• What the task asks:
Restate the whole listing exactly.

:: Material supplied

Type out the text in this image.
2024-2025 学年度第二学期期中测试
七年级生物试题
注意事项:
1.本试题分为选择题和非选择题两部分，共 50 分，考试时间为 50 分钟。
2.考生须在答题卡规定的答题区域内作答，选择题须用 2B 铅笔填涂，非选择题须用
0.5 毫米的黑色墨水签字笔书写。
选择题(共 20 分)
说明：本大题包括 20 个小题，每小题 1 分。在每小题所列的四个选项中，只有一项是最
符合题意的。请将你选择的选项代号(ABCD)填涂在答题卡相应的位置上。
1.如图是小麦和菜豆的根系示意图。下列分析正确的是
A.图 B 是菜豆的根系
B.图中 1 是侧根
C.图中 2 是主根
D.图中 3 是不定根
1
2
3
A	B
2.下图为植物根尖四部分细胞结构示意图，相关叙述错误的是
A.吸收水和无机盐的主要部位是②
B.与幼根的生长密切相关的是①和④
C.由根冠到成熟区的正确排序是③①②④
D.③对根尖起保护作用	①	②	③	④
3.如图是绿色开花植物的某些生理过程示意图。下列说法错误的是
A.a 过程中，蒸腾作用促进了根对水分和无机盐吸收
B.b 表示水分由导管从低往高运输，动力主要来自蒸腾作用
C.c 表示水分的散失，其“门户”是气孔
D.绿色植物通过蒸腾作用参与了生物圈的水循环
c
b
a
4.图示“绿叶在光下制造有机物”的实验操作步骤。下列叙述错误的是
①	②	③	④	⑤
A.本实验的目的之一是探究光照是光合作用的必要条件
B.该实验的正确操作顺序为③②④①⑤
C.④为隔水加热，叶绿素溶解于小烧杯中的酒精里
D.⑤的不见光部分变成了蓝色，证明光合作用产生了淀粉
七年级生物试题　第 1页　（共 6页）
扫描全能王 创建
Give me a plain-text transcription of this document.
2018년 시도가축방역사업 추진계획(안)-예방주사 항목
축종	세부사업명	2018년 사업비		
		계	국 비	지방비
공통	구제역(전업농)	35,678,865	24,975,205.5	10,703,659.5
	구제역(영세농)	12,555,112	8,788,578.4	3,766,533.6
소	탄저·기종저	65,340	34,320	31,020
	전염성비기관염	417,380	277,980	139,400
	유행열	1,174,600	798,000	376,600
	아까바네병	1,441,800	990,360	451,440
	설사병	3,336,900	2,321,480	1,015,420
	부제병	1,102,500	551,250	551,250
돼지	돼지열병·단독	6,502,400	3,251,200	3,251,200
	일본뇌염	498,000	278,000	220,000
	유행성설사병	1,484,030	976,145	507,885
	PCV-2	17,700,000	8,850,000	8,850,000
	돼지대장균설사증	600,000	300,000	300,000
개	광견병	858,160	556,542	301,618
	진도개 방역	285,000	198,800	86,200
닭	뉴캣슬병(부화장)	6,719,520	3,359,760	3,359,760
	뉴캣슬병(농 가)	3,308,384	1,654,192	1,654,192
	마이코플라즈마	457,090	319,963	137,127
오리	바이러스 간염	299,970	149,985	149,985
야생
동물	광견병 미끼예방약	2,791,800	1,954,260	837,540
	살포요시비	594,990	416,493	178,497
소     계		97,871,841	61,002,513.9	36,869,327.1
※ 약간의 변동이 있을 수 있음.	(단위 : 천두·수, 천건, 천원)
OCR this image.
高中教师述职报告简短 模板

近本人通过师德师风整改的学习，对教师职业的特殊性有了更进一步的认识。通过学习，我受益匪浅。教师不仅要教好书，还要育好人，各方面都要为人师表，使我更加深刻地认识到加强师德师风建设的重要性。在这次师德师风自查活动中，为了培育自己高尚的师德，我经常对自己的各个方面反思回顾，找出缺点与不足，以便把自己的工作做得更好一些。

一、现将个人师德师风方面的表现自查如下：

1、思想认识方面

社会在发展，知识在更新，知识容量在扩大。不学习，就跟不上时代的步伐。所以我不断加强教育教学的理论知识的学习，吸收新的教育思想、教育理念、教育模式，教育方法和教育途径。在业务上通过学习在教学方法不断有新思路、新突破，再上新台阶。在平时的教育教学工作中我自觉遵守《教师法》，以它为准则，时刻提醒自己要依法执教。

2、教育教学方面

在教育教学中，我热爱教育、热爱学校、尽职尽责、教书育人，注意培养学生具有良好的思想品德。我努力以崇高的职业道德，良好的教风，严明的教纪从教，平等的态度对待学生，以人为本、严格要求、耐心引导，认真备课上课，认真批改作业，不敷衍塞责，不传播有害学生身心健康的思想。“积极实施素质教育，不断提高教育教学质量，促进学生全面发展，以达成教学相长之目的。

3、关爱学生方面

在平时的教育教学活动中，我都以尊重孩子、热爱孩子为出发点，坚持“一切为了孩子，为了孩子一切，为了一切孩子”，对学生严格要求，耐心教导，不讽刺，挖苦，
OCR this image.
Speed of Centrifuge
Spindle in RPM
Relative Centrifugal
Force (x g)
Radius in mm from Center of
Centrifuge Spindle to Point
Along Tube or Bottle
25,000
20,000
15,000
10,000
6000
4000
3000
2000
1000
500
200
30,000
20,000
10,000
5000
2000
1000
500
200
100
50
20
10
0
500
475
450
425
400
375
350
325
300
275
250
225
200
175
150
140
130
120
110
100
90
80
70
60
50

::::

• Reply:
Type out the text in this image.
2024-2025 学年度第二学期期中测试
七年级生物试题
注意事项:
1.本试题分为选择题和非选择题两部分，共 50 分，考试时间为 50 分钟。
2.考生须在答题卡规定的答题区域内作答，选择题须用 2B 铅笔填涂，非选择题须用
0.5 毫米的黑色墨水签字笔书写。
选择题(共 20 分)
说明：本大题包括 20 个小题，每小题 1 分。在每小题所列的四个选项中，只有一项是最
符合题意的。请将你选择的选项代号(ABCD)填涂在答题卡相应的位置上。
1.如图是小麦和菜豆的根系示意图。下列分析正确的是
A.图 B 是菜豆的根系
B.图中 1 是侧根
C.图中 2 是主根
D.图中 3 是不定根
1
2
3
A	B
2.下图为植物根尖四部分细胞结构示意图，相关叙述错误的是
A.吸收水和无机盐的主要部位是②
B.与幼根的生长密切相关的是①和④
C.由根冠到成熟区的正确排序是③①②④
D.③对根尖起保护作用	①	②	③	④
3.如图是绿色开花植物的某些生理过程示意图。下列说法错误的是
A.a 过程中，蒸腾作用促进了根对水分和无机盐吸收
B.b 表示水分由导管从低往高运输，动力主要来自蒸腾作用
C.c 表示水分的散失，其“门户”是气孔
D.绿色植物通过蒸腾作用参与了生物圈的水循环
c
b
a
4.图示“绿叶在光下制造有机物”的实验操作步骤。下列叙述错误的是
①	②	③	④	⑤
A.本实验的目的之一是探究光照是光合作用的必要条件
B.该实验的正确操作顺序为③②④①⑤
C.④为隔水加热，叶绿素溶解于小烧杯中的酒精里
D.⑤的不见光部分变成了蓝色，证明光合作用产生了淀粉
七年级生物试题　第 1页　（共 6页）
扫描全能王 创建
Give me a plain-text transcription of this document.
2018년 시도가축방역사업 추진계획(안)-예방주사 항목
축종	세부사업명	2018년 사업비		
		계	국 비	지방비
공통	구제역(전업농)	35,678,865	24,975,205.5	10,703,659.5
	구제역(영세농)	12,555,112	8,788,578.4	3,766,533.6
소	탄저·기종저	65,340	34,320	31,020
	전염성비기관염	417,380	277,980	139,400
	유행열	1,174,600	798,000	376,600
	아까바네병	1,441,800	990,360	451,440
	설사병	3,336,900	2,321,480	1,015,420
	부제병	1,102,500	551,250	551,250
돼지	돼지열병·단독	6,502,400	3,251,200	3,251,200
	일본뇌염	498,000	278,000	220,000
	유행성설사병	1,484,030	976,145	507,885
	PCV-2	17,700,000	8,850,000	8,850,000
	돼지대장균설사증	600,000	300,000	300,000
개	광견병	858,160	556,542	301,618
	진도개 방역	285,000	198,800	86,200
닭	뉴캣슬병(부화장)	6,719,520	3,359,760	3,359,760
	뉴캣슬병(농 가)	3,308,384	1,654,192	1,654,192
	마이코플라즈마	457,090	319,963	137,127
오리	바이러스 간염	299,970	149,985	149,985
야생
동물	광견병 미끼예방약	2,791,800	1,954,260	837,540
	살포요시비	594,990	416,493	178,497
소     계		97,871,841	61,002,513.9	36,869,327.1
※ 약간의 변동이 있을 수 있음.	(단위 : 천두·수, 천건, 천원)
OCR this image.
高中教师述职报告简短 模板

近本人通过师德师风整改的学习，对教师职业的特殊性有了更进一步的认识。通过学习，我受益匪浅。教师不仅要教好书，还要育好人，各方面都要为人师表，使我更加深刻地认识到加强师德师风建设的重要性。在这次师德师风自查活动中，为了培育自己高尚的师德，我经常对自己的各个方面反思回顾，找出缺点与不足，以便把自己的工作做得更好一些。

一、现将个人师德师风方面的表现自查如下：

1、思想认识方面

社会在发展，知识在更新，知识容量在扩大。不学习，就跟不上时代的步伐。所以我不断加强教育教学的理论知识的学习，吸收新的教育思想、教育理念、教育模式，教育方法和教育途径。在业务上通过学习在教学方法不断有新思路、新突破，再上新台阶。在平时的教育教学工作中我自觉遵守《教师法》，以它为准则，时刻提醒自己要依法执教。

2、教育教学方面

在教育教学中，我热爱教育、热爱学校、尽职尽责、教书育人，注意培养学生具有良好的思想品德。我努力以崇高的职业道德，良好的教风，严明的教纪从教，平等的态度对待学生，以人为本、严格要求、耐心引导，认真备课上课，认真批改作业，不敷衍塞责，不传播有害学生身心健康的思想。“积极实施素质教育，不断提高教育教学质量，促进学生全面发展，以达成教学相长之目的。

3、关爱学生方面

在平时的教育教学活动中，我都以尊重孩子、热爱孩子为出发点，坚持“一切为了孩子，为了孩子一切，为了一切孩子”，对学生严格要求，耐心教导，不讽刺，挖苦，
OCR this image.
Speed of Centrifuge
Spindle in RPM
Relative Centrifugal
Force (x g)
Radius in mm from Center of
Centrifuge Spindle to Point
Along Tube or Bottle
25,000
20,000
15,000
10,000
6000
4000
3000
2000
1000
500
200
30,000
20,000
10,000
5000
2000
1000
500
200
100
50
20
10
0
500
475
450
425
400
375
350
325
300
275
250
225
200
175
150
140
130
120
110
100
90
80
70
60
50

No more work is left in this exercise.